▼▼▼

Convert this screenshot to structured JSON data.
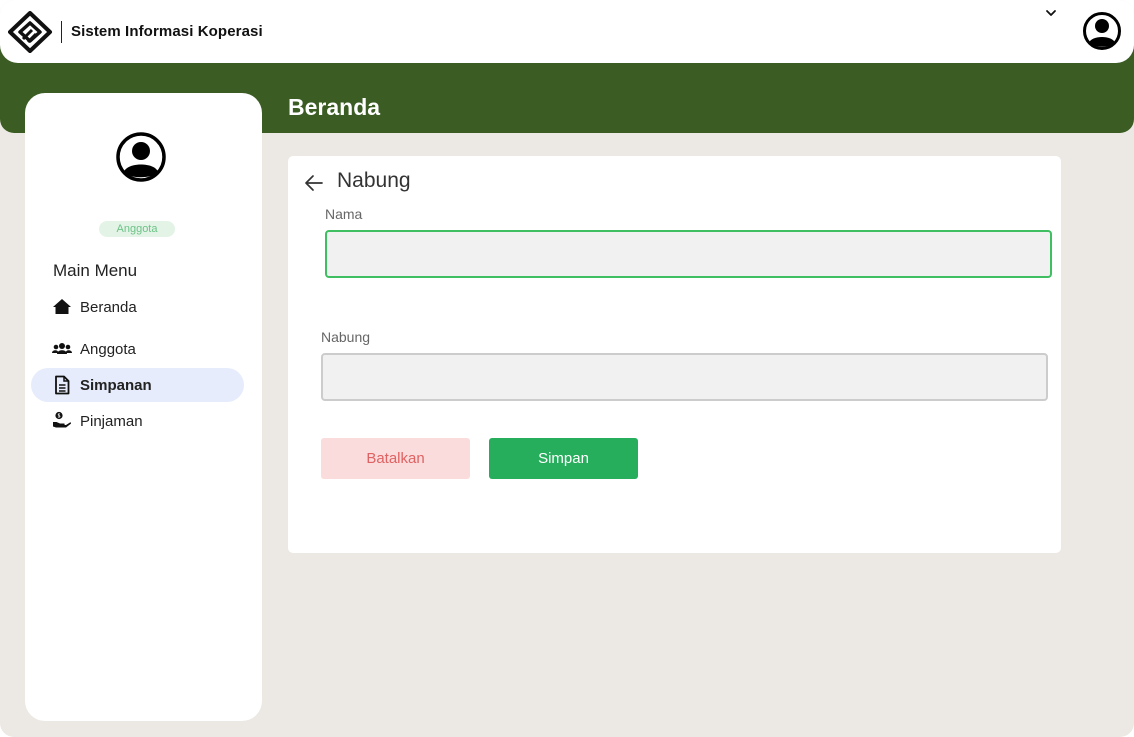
{
  "header": {
    "app_title": "Sistem Informasi Koperasi",
    "logo_icon": "koperasi-logo",
    "dropdown_icon": "chevron-down-icon",
    "avatar_icon": "user-avatar-icon"
  },
  "page": {
    "heading": "Beranda"
  },
  "sidebar": {
    "role_badge": "Anggota",
    "menu_title": "Main Menu",
    "items": [
      {
        "label": "Beranda",
        "icon": "home-icon",
        "active": false
      },
      {
        "label": "Anggota",
        "icon": "users-icon",
        "active": false
      },
      {
        "label": "Simpanan",
        "icon": "document-icon",
        "active": true
      },
      {
        "label": "Pinjaman",
        "icon": "hand-money-icon",
        "active": false
      }
    ]
  },
  "form": {
    "title": "Nabung",
    "fields": [
      {
        "label": "Nama",
        "value": "",
        "placeholder": ""
      },
      {
        "label": "Nabung",
        "value": "",
        "placeholder": ""
      }
    ],
    "cancel_label": "Batalkan",
    "save_label": "Simpan"
  },
  "colors": {
    "brand_green": "#3b5d24",
    "accent_green": "#27ae5c",
    "cancel_bg": "#fadcdc",
    "cancel_text": "#e06262",
    "active_menu_bg": "#e6ecfb",
    "page_bg": "#ece8e3"
  }
}
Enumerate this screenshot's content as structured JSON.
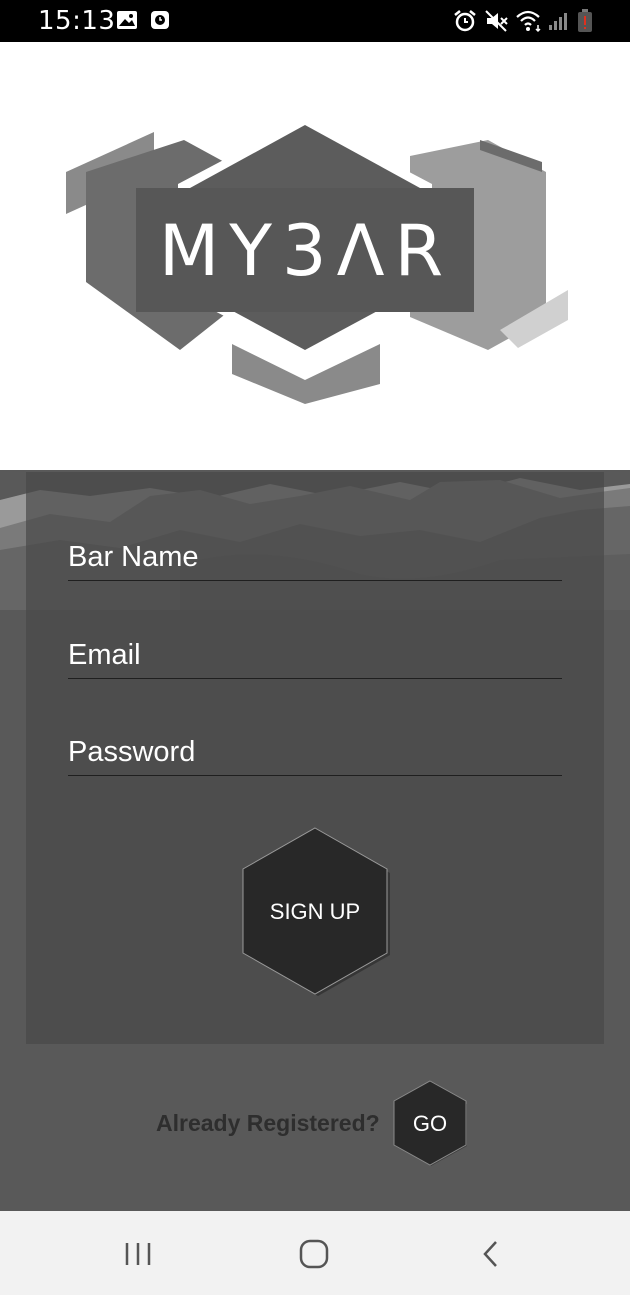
{
  "status_bar": {
    "time": "15:13"
  },
  "logo": {
    "text": "MY3ΛR"
  },
  "form": {
    "bar_name_placeholder": "Bar Name",
    "email_placeholder": "Email",
    "password_placeholder": "Password",
    "signup_label": "SIGN UP"
  },
  "footer": {
    "already_registered": "Already Registered?",
    "go_label": "GO"
  },
  "colors": {
    "status_bar": "#000000",
    "form_background": "#595959",
    "card_background": "#4b4b4b",
    "button_dark": "#282828",
    "nav_background": "#f2f2f2"
  }
}
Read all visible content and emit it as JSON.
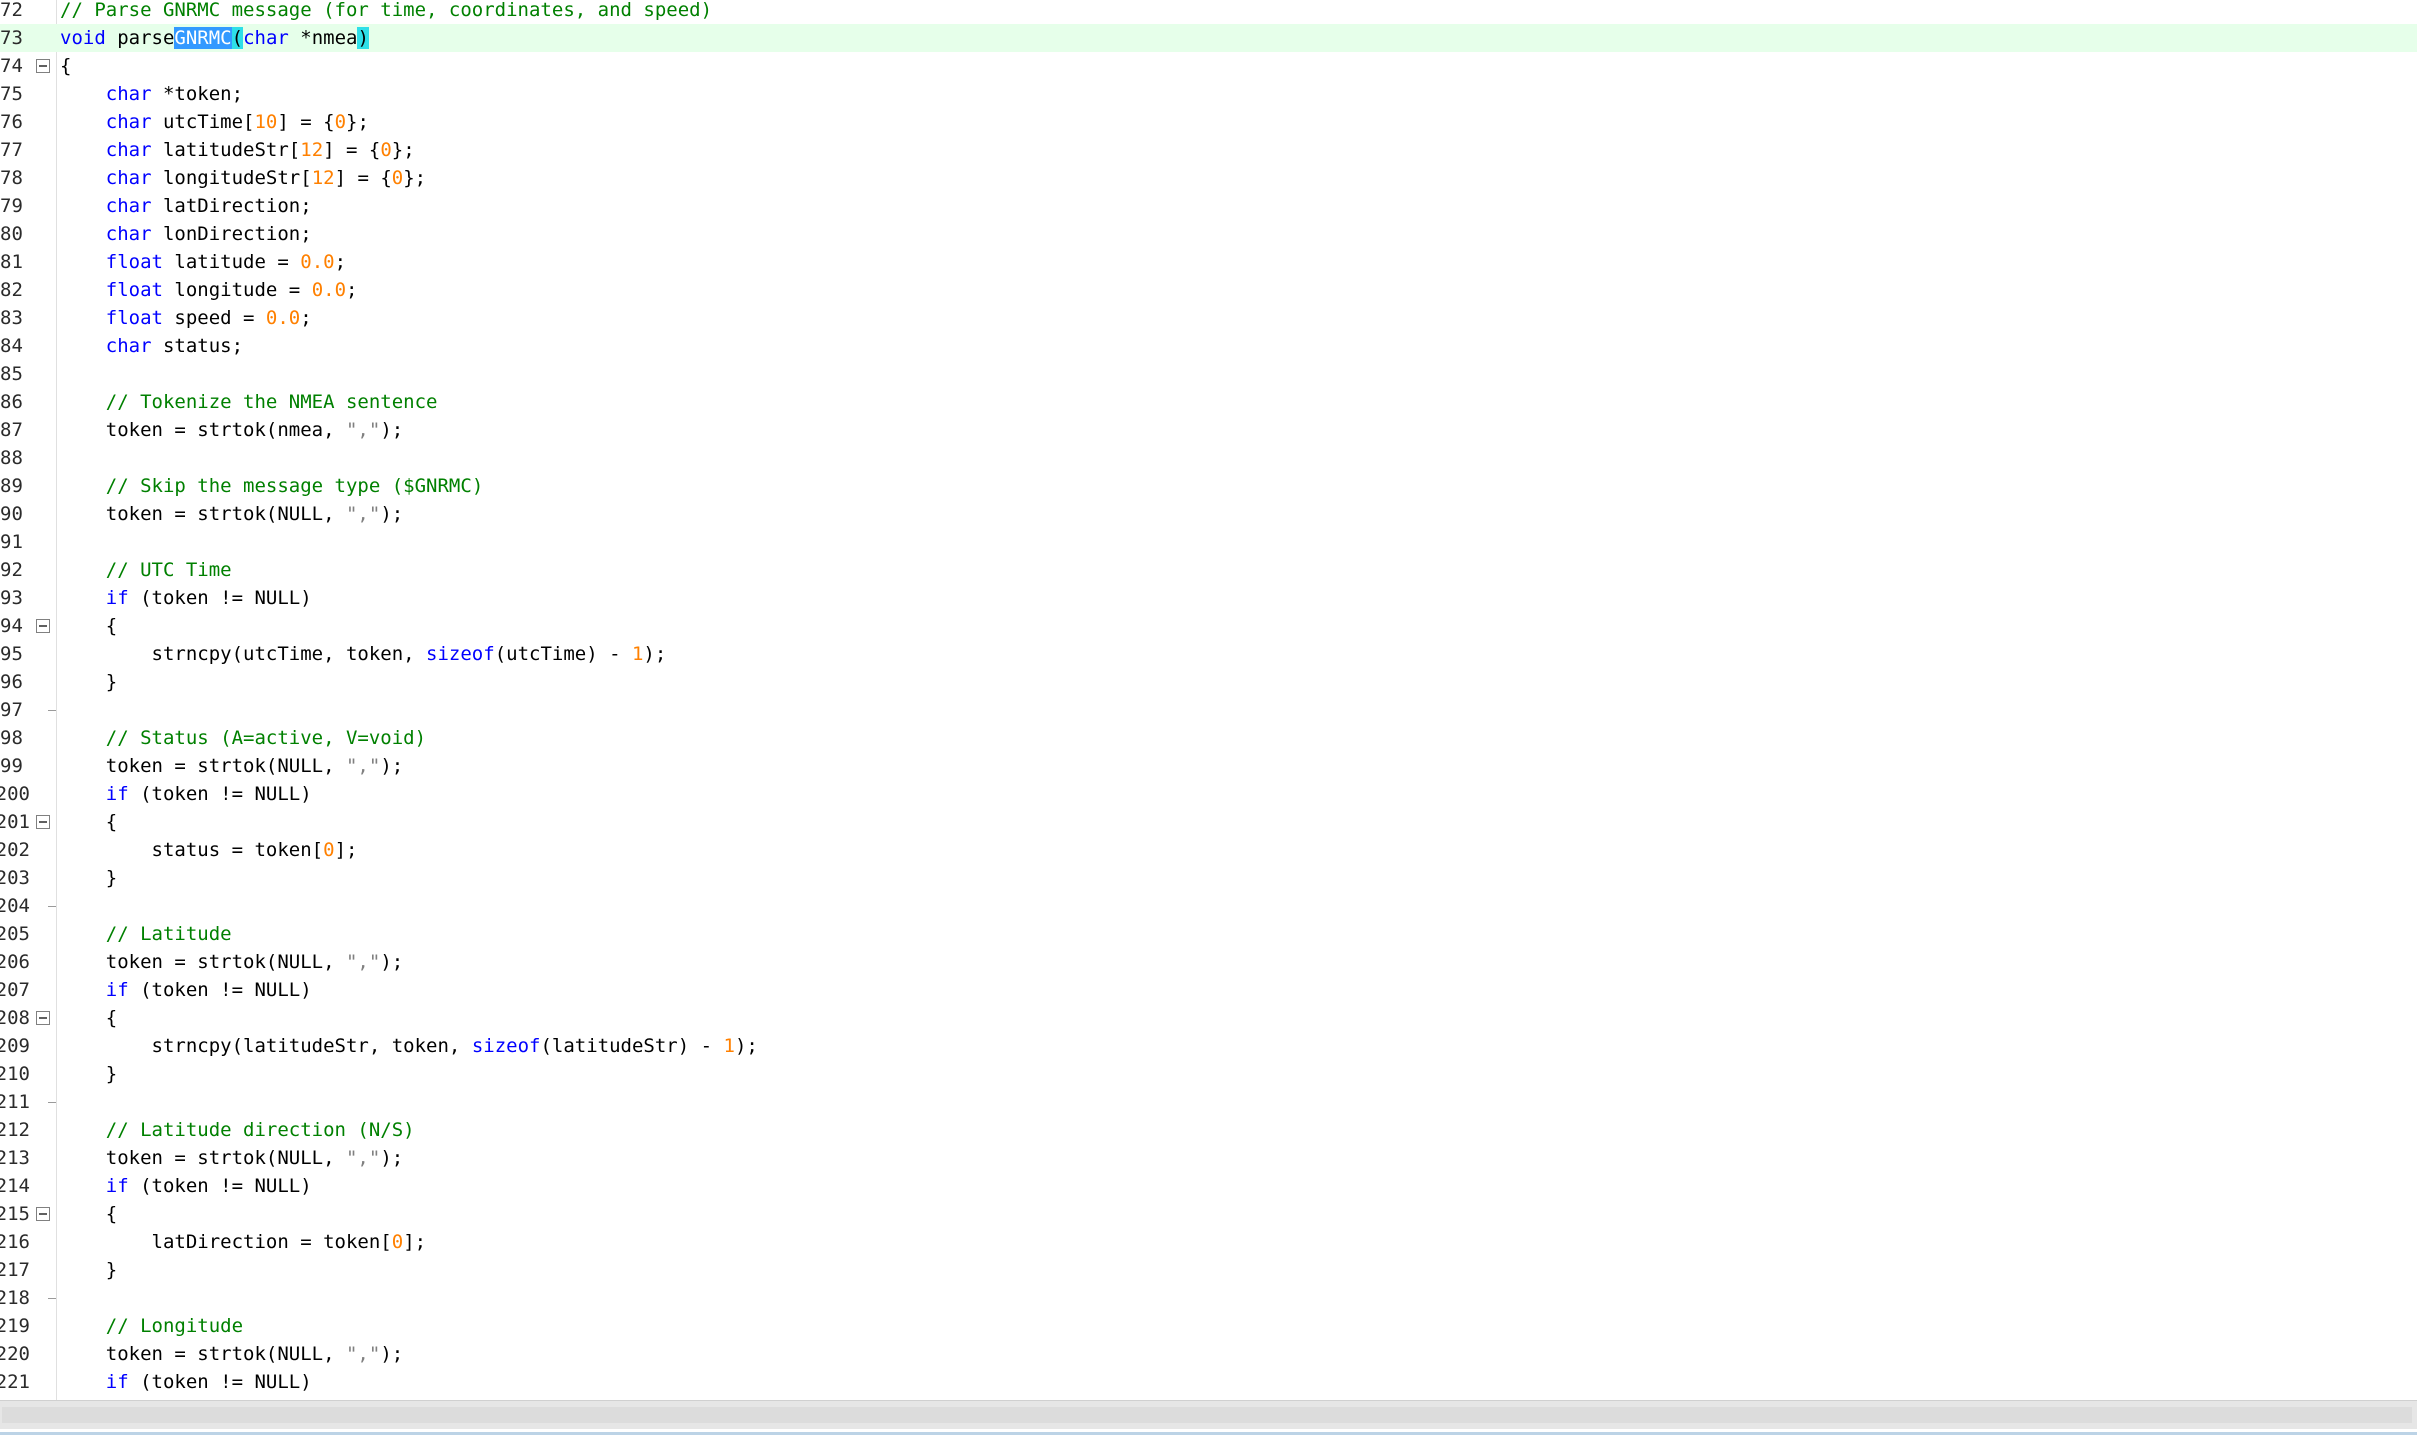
{
  "editor": {
    "lines": [
      {
        "n": "72",
        "fold": "",
        "hl": false,
        "segs": [
          [
            "com",
            "// Parse GNRMC message (for time, coordinates, and speed)"
          ]
        ]
      },
      {
        "n": "73",
        "fold": "",
        "hl": true,
        "segs": [
          [
            "kw",
            "void"
          ],
          [
            "txt",
            " parse"
          ],
          [
            "sel",
            "GNRMC"
          ],
          [
            "brace",
            "("
          ],
          [
            "kw",
            "char"
          ],
          [
            "txt",
            " *nmea"
          ],
          [
            "brace",
            ")"
          ]
        ]
      },
      {
        "n": "74",
        "fold": "open",
        "hl": false,
        "segs": [
          [
            "txt",
            "{"
          ]
        ]
      },
      {
        "n": "75",
        "fold": "",
        "hl": false,
        "segs": [
          [
            "txt",
            "    "
          ],
          [
            "kw",
            "char"
          ],
          [
            "txt",
            " *token;"
          ]
        ]
      },
      {
        "n": "76",
        "fold": "",
        "hl": false,
        "segs": [
          [
            "txt",
            "    "
          ],
          [
            "kw",
            "char"
          ],
          [
            "txt",
            " utcTime["
          ],
          [
            "num",
            "10"
          ],
          [
            "txt",
            "] = {"
          ],
          [
            "num",
            "0"
          ],
          [
            "txt",
            "};"
          ]
        ]
      },
      {
        "n": "77",
        "fold": "",
        "hl": false,
        "segs": [
          [
            "txt",
            "    "
          ],
          [
            "kw",
            "char"
          ],
          [
            "txt",
            " latitudeStr["
          ],
          [
            "num",
            "12"
          ],
          [
            "txt",
            "] = {"
          ],
          [
            "num",
            "0"
          ],
          [
            "txt",
            "};"
          ]
        ]
      },
      {
        "n": "78",
        "fold": "",
        "hl": false,
        "segs": [
          [
            "txt",
            "    "
          ],
          [
            "kw",
            "char"
          ],
          [
            "txt",
            " longitudeStr["
          ],
          [
            "num",
            "12"
          ],
          [
            "txt",
            "] = {"
          ],
          [
            "num",
            "0"
          ],
          [
            "txt",
            "};"
          ]
        ]
      },
      {
        "n": "79",
        "fold": "",
        "hl": false,
        "segs": [
          [
            "txt",
            "    "
          ],
          [
            "kw",
            "char"
          ],
          [
            "txt",
            " latDirection;"
          ]
        ]
      },
      {
        "n": "80",
        "fold": "",
        "hl": false,
        "segs": [
          [
            "txt",
            "    "
          ],
          [
            "kw",
            "char"
          ],
          [
            "txt",
            " lonDirection;"
          ]
        ]
      },
      {
        "n": "81",
        "fold": "",
        "hl": false,
        "segs": [
          [
            "txt",
            "    "
          ],
          [
            "kw",
            "float"
          ],
          [
            "txt",
            " latitude = "
          ],
          [
            "num",
            "0.0"
          ],
          [
            "txt",
            ";"
          ]
        ]
      },
      {
        "n": "82",
        "fold": "",
        "hl": false,
        "segs": [
          [
            "txt",
            "    "
          ],
          [
            "kw",
            "float"
          ],
          [
            "txt",
            " longitude = "
          ],
          [
            "num",
            "0.0"
          ],
          [
            "txt",
            ";"
          ]
        ]
      },
      {
        "n": "83",
        "fold": "",
        "hl": false,
        "segs": [
          [
            "txt",
            "    "
          ],
          [
            "kw",
            "float"
          ],
          [
            "txt",
            " speed = "
          ],
          [
            "num",
            "0.0"
          ],
          [
            "txt",
            ";"
          ]
        ]
      },
      {
        "n": "84",
        "fold": "",
        "hl": false,
        "segs": [
          [
            "txt",
            "    "
          ],
          [
            "kw",
            "char"
          ],
          [
            "txt",
            " status;"
          ]
        ]
      },
      {
        "n": "85",
        "fold": "",
        "hl": false,
        "segs": []
      },
      {
        "n": "86",
        "fold": "",
        "hl": false,
        "segs": [
          [
            "txt",
            "    "
          ],
          [
            "com",
            "// Tokenize the NMEA sentence"
          ]
        ]
      },
      {
        "n": "87",
        "fold": "",
        "hl": false,
        "segs": [
          [
            "txt",
            "    token = strtok(nmea, "
          ],
          [
            "str",
            "\",\""
          ],
          [
            "txt",
            ");"
          ]
        ]
      },
      {
        "n": "88",
        "fold": "",
        "hl": false,
        "segs": []
      },
      {
        "n": "89",
        "fold": "",
        "hl": false,
        "segs": [
          [
            "txt",
            "    "
          ],
          [
            "com",
            "// Skip the message type ($GNRMC)"
          ]
        ]
      },
      {
        "n": "90",
        "fold": "",
        "hl": false,
        "segs": [
          [
            "txt",
            "    token = strtok(NULL, "
          ],
          [
            "str",
            "\",\""
          ],
          [
            "txt",
            ");"
          ]
        ]
      },
      {
        "n": "91",
        "fold": "",
        "hl": false,
        "segs": []
      },
      {
        "n": "92",
        "fold": "",
        "hl": false,
        "segs": [
          [
            "txt",
            "    "
          ],
          [
            "com",
            "// UTC Time"
          ]
        ]
      },
      {
        "n": "93",
        "fold": "",
        "hl": false,
        "segs": [
          [
            "txt",
            "    "
          ],
          [
            "kw",
            "if"
          ],
          [
            "txt",
            " (token != NULL)"
          ]
        ]
      },
      {
        "n": "94",
        "fold": "open",
        "hl": false,
        "segs": [
          [
            "txt",
            "    {"
          ]
        ]
      },
      {
        "n": "95",
        "fold": "",
        "hl": false,
        "segs": [
          [
            "txt",
            "        strncpy(utcTime, token, "
          ],
          [
            "kw",
            "sizeof"
          ],
          [
            "txt",
            "(utcTime) - "
          ],
          [
            "num",
            "1"
          ],
          [
            "txt",
            ");"
          ]
        ]
      },
      {
        "n": "96",
        "fold": "",
        "hl": false,
        "segs": [
          [
            "txt",
            "    }"
          ]
        ]
      },
      {
        "n": "97",
        "fold": "end",
        "hl": false,
        "segs": []
      },
      {
        "n": "98",
        "fold": "",
        "hl": false,
        "segs": [
          [
            "txt",
            "    "
          ],
          [
            "com",
            "// Status (A=active, V=void)"
          ]
        ]
      },
      {
        "n": "99",
        "fold": "",
        "hl": false,
        "segs": [
          [
            "txt",
            "    token = strtok(NULL, "
          ],
          [
            "str",
            "\",\""
          ],
          [
            "txt",
            ");"
          ]
        ]
      },
      {
        "n": "200",
        "fold": "",
        "hl": false,
        "segs": [
          [
            "txt",
            "    "
          ],
          [
            "kw",
            "if"
          ],
          [
            "txt",
            " (token != NULL)"
          ]
        ]
      },
      {
        "n": "201",
        "fold": "open",
        "hl": false,
        "segs": [
          [
            "txt",
            "    {"
          ]
        ]
      },
      {
        "n": "202",
        "fold": "",
        "hl": false,
        "segs": [
          [
            "txt",
            "        status = token["
          ],
          [
            "num",
            "0"
          ],
          [
            "txt",
            "];"
          ]
        ]
      },
      {
        "n": "203",
        "fold": "",
        "hl": false,
        "segs": [
          [
            "txt",
            "    }"
          ]
        ]
      },
      {
        "n": "204",
        "fold": "end",
        "hl": false,
        "segs": []
      },
      {
        "n": "205",
        "fold": "",
        "hl": false,
        "segs": [
          [
            "txt",
            "    "
          ],
          [
            "com",
            "// Latitude"
          ]
        ]
      },
      {
        "n": "206",
        "fold": "",
        "hl": false,
        "segs": [
          [
            "txt",
            "    token = strtok(NULL, "
          ],
          [
            "str",
            "\",\""
          ],
          [
            "txt",
            ");"
          ]
        ]
      },
      {
        "n": "207",
        "fold": "",
        "hl": false,
        "segs": [
          [
            "txt",
            "    "
          ],
          [
            "kw",
            "if"
          ],
          [
            "txt",
            " (token != NULL)"
          ]
        ]
      },
      {
        "n": "208",
        "fold": "open",
        "hl": false,
        "segs": [
          [
            "txt",
            "    {"
          ]
        ]
      },
      {
        "n": "209",
        "fold": "",
        "hl": false,
        "segs": [
          [
            "txt",
            "        strncpy(latitudeStr, token, "
          ],
          [
            "kw",
            "sizeof"
          ],
          [
            "txt",
            "(latitudeStr) - "
          ],
          [
            "num",
            "1"
          ],
          [
            "txt",
            ");"
          ]
        ]
      },
      {
        "n": "210",
        "fold": "",
        "hl": false,
        "segs": [
          [
            "txt",
            "    }"
          ]
        ]
      },
      {
        "n": "211",
        "fold": "end",
        "hl": false,
        "segs": []
      },
      {
        "n": "212",
        "fold": "",
        "hl": false,
        "segs": [
          [
            "txt",
            "    "
          ],
          [
            "com",
            "// Latitude direction (N/S)"
          ]
        ]
      },
      {
        "n": "213",
        "fold": "",
        "hl": false,
        "segs": [
          [
            "txt",
            "    token = strtok(NULL, "
          ],
          [
            "str",
            "\",\""
          ],
          [
            "txt",
            ");"
          ]
        ]
      },
      {
        "n": "214",
        "fold": "",
        "hl": false,
        "segs": [
          [
            "txt",
            "    "
          ],
          [
            "kw",
            "if"
          ],
          [
            "txt",
            " (token != NULL)"
          ]
        ]
      },
      {
        "n": "215",
        "fold": "open",
        "hl": false,
        "segs": [
          [
            "txt",
            "    {"
          ]
        ]
      },
      {
        "n": "216",
        "fold": "",
        "hl": false,
        "segs": [
          [
            "txt",
            "        latDirection = token["
          ],
          [
            "num",
            "0"
          ],
          [
            "txt",
            "];"
          ]
        ]
      },
      {
        "n": "217",
        "fold": "",
        "hl": false,
        "segs": [
          [
            "txt",
            "    }"
          ]
        ]
      },
      {
        "n": "218",
        "fold": "end",
        "hl": false,
        "segs": []
      },
      {
        "n": "219",
        "fold": "",
        "hl": false,
        "segs": [
          [
            "txt",
            "    "
          ],
          [
            "com",
            "// Longitude"
          ]
        ]
      },
      {
        "n": "220",
        "fold": "",
        "hl": false,
        "segs": [
          [
            "txt",
            "    token = strtok(NULL, "
          ],
          [
            "str",
            "\",\""
          ],
          [
            "txt",
            ");"
          ]
        ]
      },
      {
        "n": "221",
        "fold": "",
        "hl": false,
        "segs": [
          [
            "txt",
            "    "
          ],
          [
            "kw",
            "if"
          ],
          [
            "txt",
            " (token != NULL)"
          ]
        ]
      }
    ]
  }
}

▲▲▲

> [Written exercise]: Find all the lines containing "JSON" in the material, then copy them.

> [Response to this exercise]:
Convert this screenshot to structured JSON data.
Enumerate this screenshot's content as structured JSON.
Read all visible content and emit it as JSON.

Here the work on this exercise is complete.